> [Exercise materials]:
◆ ◆ ◆ ◆ ◆ ◆ ◆
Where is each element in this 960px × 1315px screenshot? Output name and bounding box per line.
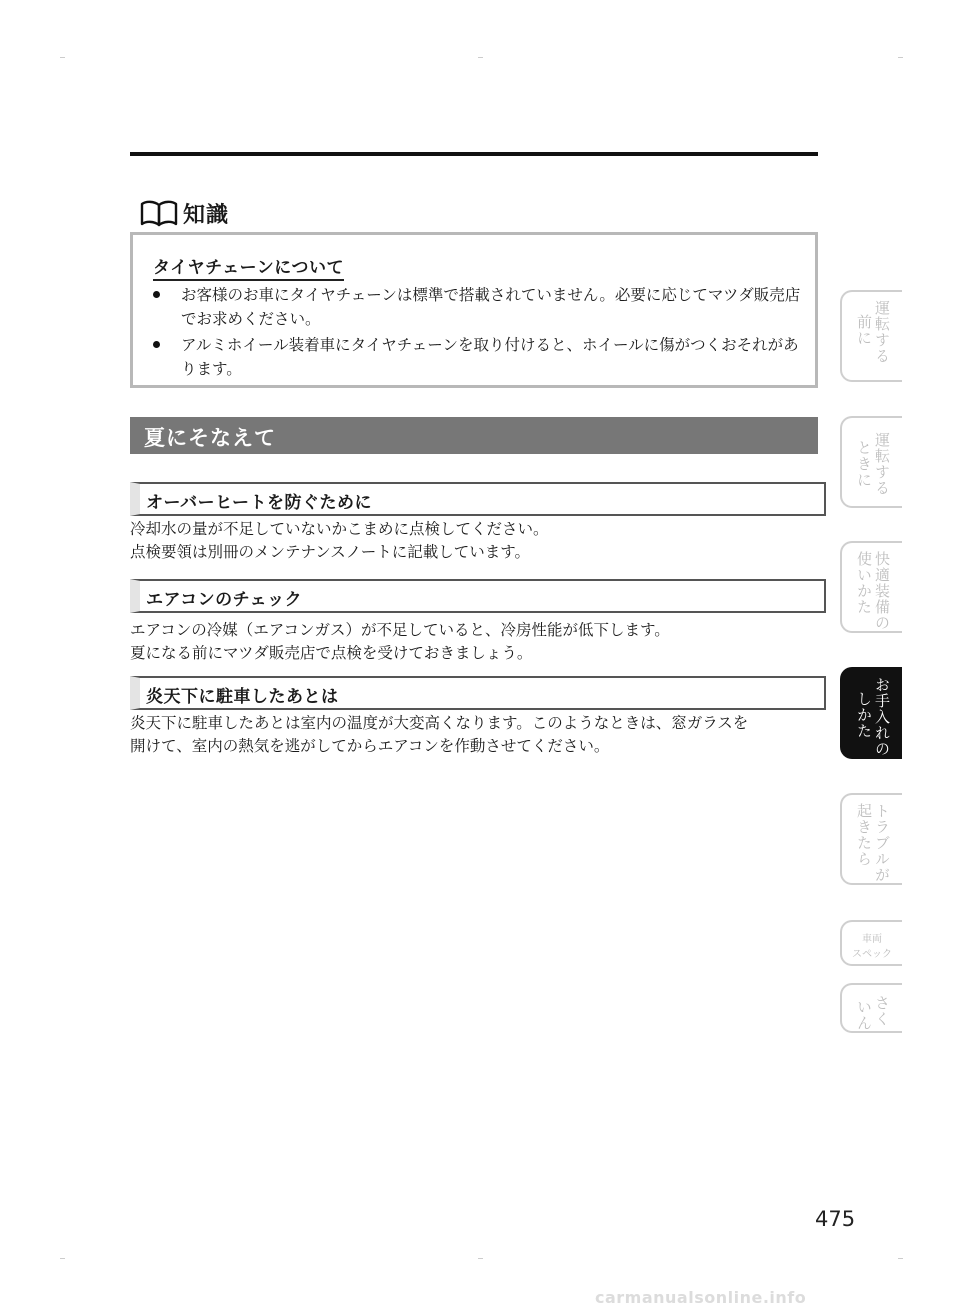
page-number: 475 (815, 1207, 856, 1231)
open-book-icon (140, 199, 178, 227)
tab-maintenance[interactable]: お手入れの しかた (840, 667, 902, 759)
bullet-icon (153, 291, 160, 298)
crop-mark (898, 57, 903, 58)
crop-mark (478, 57, 483, 58)
crop-mark (478, 1258, 483, 1259)
paragraph: エアコンの冷媒（エアコンガス）が不足していると、冷房性能が低下します。 夏になる前にマツダ販売店で点検を受けておきましょう。 (130, 621, 670, 662)
watermark: carmanualsonline.info (595, 1288, 807, 1307)
tab-while-driving[interactable]: 運転する ときに (840, 416, 902, 508)
paragraph: 冷却水の量が不足していないかこまめに点検してください。 点検要領は別冊のメンテナンスノートに記載しています。 (130, 520, 549, 561)
knowledge-box-title: タイヤチェーンについて (153, 253, 344, 281)
crop-mark (60, 1258, 65, 1259)
list-item: お客様のお車にタイヤチェーンは標準で搭載されていません。必要に応じてマツダ販売店でお求めください。 (151, 283, 801, 331)
crop-mark (60, 57, 65, 58)
bullet-icon (153, 341, 160, 348)
tab-before-driving[interactable]: 運転する 前に (840, 290, 902, 382)
section-title: 夏にそなえて (144, 426, 276, 450)
crop-mark (898, 1258, 903, 1259)
knowledge-box (130, 232, 818, 388)
tab-index[interactable]: さく いん (840, 983, 902, 1033)
top-rule (130, 152, 818, 156)
subsection-heading: エアコンのチェック (130, 579, 826, 613)
paragraph: 炎天下に駐車したあとは室内の温度が大変高くなります。このようなときは、窓ガラスを 開けて、室内の熱気を逃がしてからエアコンを作動させてください。 (130, 714, 749, 755)
subsection-heading: 炎天下に駐車したあとは (130, 676, 826, 710)
tab-comfort-features[interactable]: 快適装備の 使いかた (840, 541, 902, 633)
list-item: アルミホイール装着車にタイヤチェーンを取り付けると、ホイールに傷がつくおそれがあります。 (151, 333, 801, 381)
knowledge-heading: 知識 (183, 203, 230, 228)
tab-troubleshooting[interactable]: トラブルが 起きたら (840, 793, 902, 885)
section-band (130, 417, 818, 454)
tab-vehicle-specs[interactable]: 車両 スペック (840, 920, 902, 966)
subsection-heading: オーバーヒートを防ぐために (130, 482, 826, 516)
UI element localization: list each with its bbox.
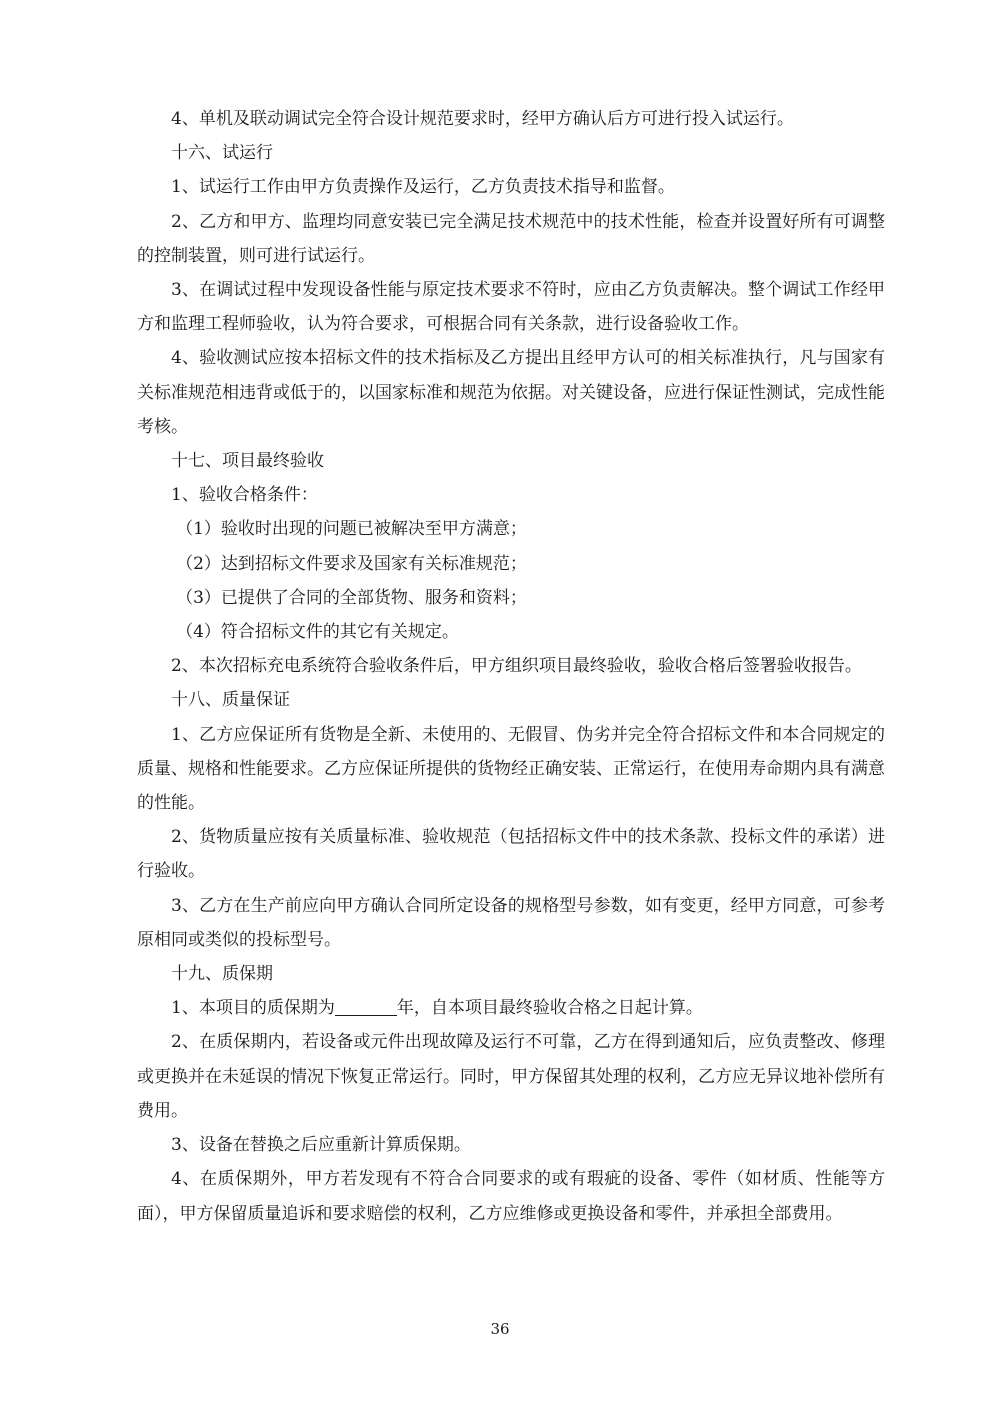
◆ ◆ ◆ ◆ ◆ ◆ ◆
> [Task details]: Which lines in the rows contain the string "subsection"? Pick out each of them and copy it in full.

> [The completed task]:
subsection-heading: エアコンのチェック (130, 579, 826, 613)
subsection-heading: 炎天下に駐車したあとは (130, 676, 826, 710)
subsection-heading: オーバーヒートを防ぐために (130, 482, 826, 516)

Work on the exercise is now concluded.